[Supplied material start]

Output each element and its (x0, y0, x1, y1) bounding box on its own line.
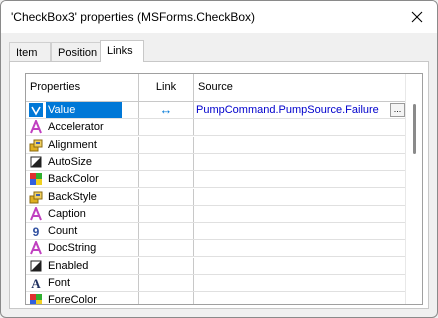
source-cell[interactable] (193, 292, 406, 304)
grid-row-docstring[interactable]: DocString (26, 240, 406, 258)
header-link[interactable]: Link (138, 74, 193, 101)
browse-source-button[interactable]: ... (390, 103, 405, 117)
property-name: Value (46, 102, 122, 118)
property-cell[interactable]: Value (26, 102, 138, 118)
tab-item-label: Item (16, 47, 38, 59)
close-button[interactable] (405, 5, 429, 29)
property-name: BackStyle (48, 190, 97, 203)
property-cell[interactable]: Alignment (26, 137, 138, 153)
link-cell[interactable] (138, 119, 193, 136)
link-cell[interactable] (138, 275, 193, 291)
text-icon (29, 119, 43, 134)
source-cell[interactable] (193, 205, 406, 222)
text-icon (29, 205, 43, 221)
vertical-scrollbar[interactable] (405, 74, 422, 304)
bool-square-icon (29, 155, 43, 169)
grid-row-enabled[interactable]: Enabled (26, 257, 406, 275)
color-icon (29, 172, 43, 186)
property-name: BackColor (48, 173, 99, 186)
property-name: Accelerator (48, 121, 104, 134)
link-cell[interactable] (138, 188, 193, 205)
bool-square-icon (29, 259, 43, 273)
svg-text:9: 9 (33, 225, 40, 238)
close-icon (411, 11, 423, 23)
property-name: Enabled (48, 259, 89, 272)
source-cell[interactable] (193, 188, 406, 205)
link-cell[interactable] (138, 153, 193, 170)
grid-row-backstyle[interactable]: BackStyle (26, 188, 406, 206)
link-cell[interactable]: ↔ (138, 102, 193, 118)
property-name: AutoSize (48, 155, 93, 168)
tab-item[interactable]: Item (9, 42, 51, 62)
scrollbar-thumb[interactable] (413, 104, 416, 154)
window-title: 'CheckBox3' properties (MSForms.CheckBox… (11, 10, 255, 24)
source-cell[interactable] (193, 119, 406, 136)
grid-row-font[interactable]: A Font (26, 275, 406, 292)
property-name: Caption (48, 207, 86, 220)
property-name: DocString (48, 242, 97, 255)
property-cell[interactable]: AutoSize (26, 154, 138, 170)
grid-row-count[interactable]: 9 Count (26, 223, 406, 241)
link-cell[interactable] (138, 205, 193, 222)
boolean-icon (29, 103, 43, 117)
tab-position-label: Position (58, 47, 98, 59)
properties-dialog: 'CheckBox3' properties (MSForms.CheckBox… (0, 0, 438, 318)
font-icon: A (29, 276, 43, 291)
source-cell[interactable] (193, 257, 406, 274)
header-properties[interactable]: Properties (30, 74, 138, 101)
property-grid: Properties Link Source Value ↔ PumpCommand… (25, 73, 423, 305)
property-name: ForeColor (48, 294, 97, 305)
link-cell[interactable] (138, 223, 193, 240)
link-cell[interactable] (138, 240, 193, 257)
link-arrows-icon: ↔ (159, 102, 173, 117)
grid-row-accelerator[interactable]: Accelerator (26, 119, 406, 137)
property-cell[interactable]: ForeColor (26, 292, 138, 305)
source-cell[interactable] (193, 240, 406, 257)
property-cell[interactable]: Accelerator (26, 119, 138, 135)
source-value: PumpCommand.PumpSource.Failure (196, 104, 379, 116)
color-icon (29, 293, 43, 304)
source-cell[interactable] (193, 223, 406, 240)
tab-strip: Item Position Links (9, 40, 429, 62)
link-cell[interactable] (138, 171, 193, 188)
property-cell[interactable]: BackStyle (26, 189, 138, 205)
enum-icon (29, 190, 43, 204)
enum-icon (29, 138, 43, 152)
svg-text:A: A (31, 276, 41, 290)
property-cell[interactable]: 9 Count (26, 223, 138, 239)
source-cell[interactable]: PumpCommand.PumpSource.Failure... (193, 102, 406, 118)
number-icon: 9 (29, 224, 43, 239)
property-name: Count (48, 225, 78, 238)
title-bar: 'CheckBox3' properties (MSForms.CheckBox… (1, 1, 437, 33)
tab-links[interactable]: Links (100, 40, 144, 62)
property-name: Font (48, 277, 71, 289)
grid-row-backcolor[interactable]: BackColor (26, 171, 406, 189)
grid-row-forecolor[interactable]: ForeColor (26, 292, 406, 305)
link-cell[interactable] (138, 136, 193, 153)
grid-row-caption[interactable]: Caption (26, 205, 406, 223)
property-cell[interactable]: A Font (26, 275, 138, 291)
grid-row-value[interactable]: Value ↔ PumpCommand.PumpSource.Failure... (26, 102, 406, 119)
grid-header: Properties Link Source (26, 74, 406, 102)
source-cell[interactable] (193, 275, 406, 291)
property-cell[interactable]: Caption (26, 205, 138, 222)
text-icon (29, 240, 43, 255)
grid-row-autosize[interactable]: AutoSize (26, 153, 406, 171)
property-cell[interactable]: DocString (26, 240, 138, 256)
link-cell[interactable] (138, 292, 193, 304)
header-source[interactable]: Source (193, 74, 406, 101)
tab-links-label: Links (107, 45, 133, 57)
property-name: Alignment (48, 138, 97, 151)
source-cell[interactable] (193, 136, 406, 153)
property-cell[interactable]: BackColor (26, 171, 138, 187)
property-cell[interactable]: Enabled (26, 258, 138, 274)
source-cell[interactable] (193, 153, 406, 170)
source-cell[interactable] (193, 171, 406, 188)
tab-position[interactable]: Position (51, 42, 101, 62)
link-cell[interactable] (138, 257, 193, 274)
grid-row-alignment[interactable]: Alignment (26, 136, 406, 154)
links-tab-panel: Properties Link Source Value ↔ PumpCommand… (9, 61, 429, 309)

[Supplied material end]

> Exercise brief
Quote the item above line by line without changing anything, but leave out the picture.

> Response to this task
Output each element and its (x0, y0, x1, y1) bounding box on its own line.
source-cell[interactable] (193, 292, 406, 304)
grid-row-docstring[interactable]: DocString (26, 240, 406, 258)
header-link[interactable]: Link (138, 74, 193, 101)
browse-source-button[interactable]: ... (390, 103, 405, 117)
property-name: Value (46, 102, 122, 118)
property-cell[interactable]: Value (26, 102, 138, 118)
tab-item-label: Item (16, 47, 38, 59)
close-button[interactable] (405, 5, 429, 29)
property-name: BackStyle (48, 190, 97, 203)
property-cell[interactable]: Alignment (26, 137, 138, 153)
link-cell[interactable] (138, 119, 193, 136)
link-cell[interactable] (138, 275, 193, 291)
text-icon (29, 119, 43, 134)
source-cell[interactable] (193, 205, 406, 222)
text-icon (29, 205, 43, 221)
vertical-scrollbar[interactable] (405, 74, 422, 304)
bool-square-icon (29, 155, 43, 169)
grid-row-enabled[interactable]: Enabled (26, 257, 406, 275)
color-icon (29, 172, 43, 186)
property-name: BackColor (48, 173, 99, 186)
property-name: Accelerator (48, 121, 104, 134)
link-cell[interactable] (138, 188, 193, 205)
bool-square-icon (29, 259, 43, 273)
svg-text:9: 9 (33, 225, 40, 238)
close-icon (411, 11, 423, 23)
property-name: Enabled (48, 259, 89, 272)
source-cell[interactable] (193, 188, 406, 205)
link-cell[interactable] (138, 153, 193, 170)
grid-row-backstyle[interactable]: BackStyle (26, 188, 406, 206)
link-cell[interactable]: ↔ (138, 102, 193, 118)
property-name: AutoSize (48, 155, 93, 168)
tab-item[interactable]: Item (9, 42, 51, 62)
scrollbar-thumb[interactable] (413, 104, 416, 154)
window-title: 'CheckBox3' properties (MSForms.CheckBox… (11, 10, 255, 24)
source-cell[interactable] (193, 119, 406, 136)
grid-row-font[interactable]: A Font (26, 275, 406, 292)
property-name: Caption (48, 207, 86, 220)
property-name: DocString (48, 242, 97, 255)
property-cell[interactable]: AutoSize (26, 154, 138, 170)
grid-row-count[interactable]: 9 Count (26, 223, 406, 241)
link-cell[interactable] (138, 205, 193, 222)
boolean-icon (29, 103, 43, 117)
tab-position-label: Position (58, 47, 98, 59)
properties-dialog: 'CheckBox3' properties (MSForms.CheckBox… (0, 0, 438, 318)
font-icon: A (29, 276, 43, 291)
source-cell[interactable] (193, 257, 406, 274)
header-properties[interactable]: Properties (30, 74, 138, 101)
property-grid: Properties Link Source Value ↔ PumpCommand… (25, 73, 423, 305)
property-name: ForeColor (48, 294, 97, 305)
link-cell[interactable] (138, 223, 193, 240)
link-cell[interactable] (138, 240, 193, 257)
link-arrows-icon: ↔ (159, 102, 173, 117)
grid-row-accelerator[interactable]: Accelerator (26, 119, 406, 137)
property-cell[interactable]: ForeColor (26, 292, 138, 305)
source-cell[interactable] (193, 240, 406, 257)
property-cell[interactable]: Accelerator (26, 119, 138, 135)
source-value: PumpCommand.PumpSource.Failure (196, 104, 379, 116)
color-icon (29, 293, 43, 304)
source-cell[interactable] (193, 223, 406, 240)
tab-strip: Item Position Links (9, 40, 429, 62)
link-cell[interactable] (138, 171, 193, 188)
property-cell[interactable]: BackStyle (26, 189, 138, 205)
enum-icon (29, 190, 43, 204)
enum-icon (29, 138, 43, 152)
svg-text:A: A (31, 276, 41, 290)
property-cell[interactable]: 9 Count (26, 223, 138, 239)
source-cell[interactable]: PumpCommand.PumpSource.Failure... (193, 102, 406, 118)
number-icon: 9 (29, 224, 43, 239)
property-name: Count (48, 225, 78, 238)
title-bar: 'CheckBox3' properties (MSForms.CheckBox… (1, 1, 437, 33)
tab-links[interactable]: Links (100, 40, 144, 62)
property-name: Font (48, 277, 71, 289)
grid-row-backcolor[interactable]: BackColor (26, 171, 406, 189)
grid-row-forecolor[interactable]: ForeColor (26, 292, 406, 305)
link-cell[interactable] (138, 136, 193, 153)
grid-row-caption[interactable]: Caption (26, 205, 406, 223)
property-cell[interactable]: A Font (26, 275, 138, 291)
grid-row-value[interactable]: Value ↔ PumpCommand.PumpSource.Failure... (26, 102, 406, 119)
grid-header: Properties Link Source (26, 74, 406, 102)
source-cell[interactable] (193, 275, 406, 291)
property-cell[interactable]: Caption (26, 205, 138, 222)
text-icon (29, 240, 43, 255)
grid-row-autosize[interactable]: AutoSize (26, 153, 406, 171)
property-cell[interactable]: DocString (26, 240, 138, 256)
link-cell[interactable] (138, 292, 193, 304)
header-source[interactable]: Source (193, 74, 406, 101)
tab-links-label: Links (107, 45, 133, 57)
property-name: Alignment (48, 138, 97, 151)
source-cell[interactable] (193, 136, 406, 153)
property-cell[interactable]: BackColor (26, 171, 138, 187)
property-cell[interactable]: Enabled (26, 258, 138, 274)
source-cell[interactable] (193, 153, 406, 170)
source-cell[interactable] (193, 171, 406, 188)
tab-position[interactable]: Position (51, 42, 101, 62)
link-cell[interactable] (138, 257, 193, 274)
grid-row-alignment[interactable]: Alignment (26, 136, 406, 154)
links-tab-panel: Properties Link Source Value ↔ PumpCommand… (9, 61, 429, 309)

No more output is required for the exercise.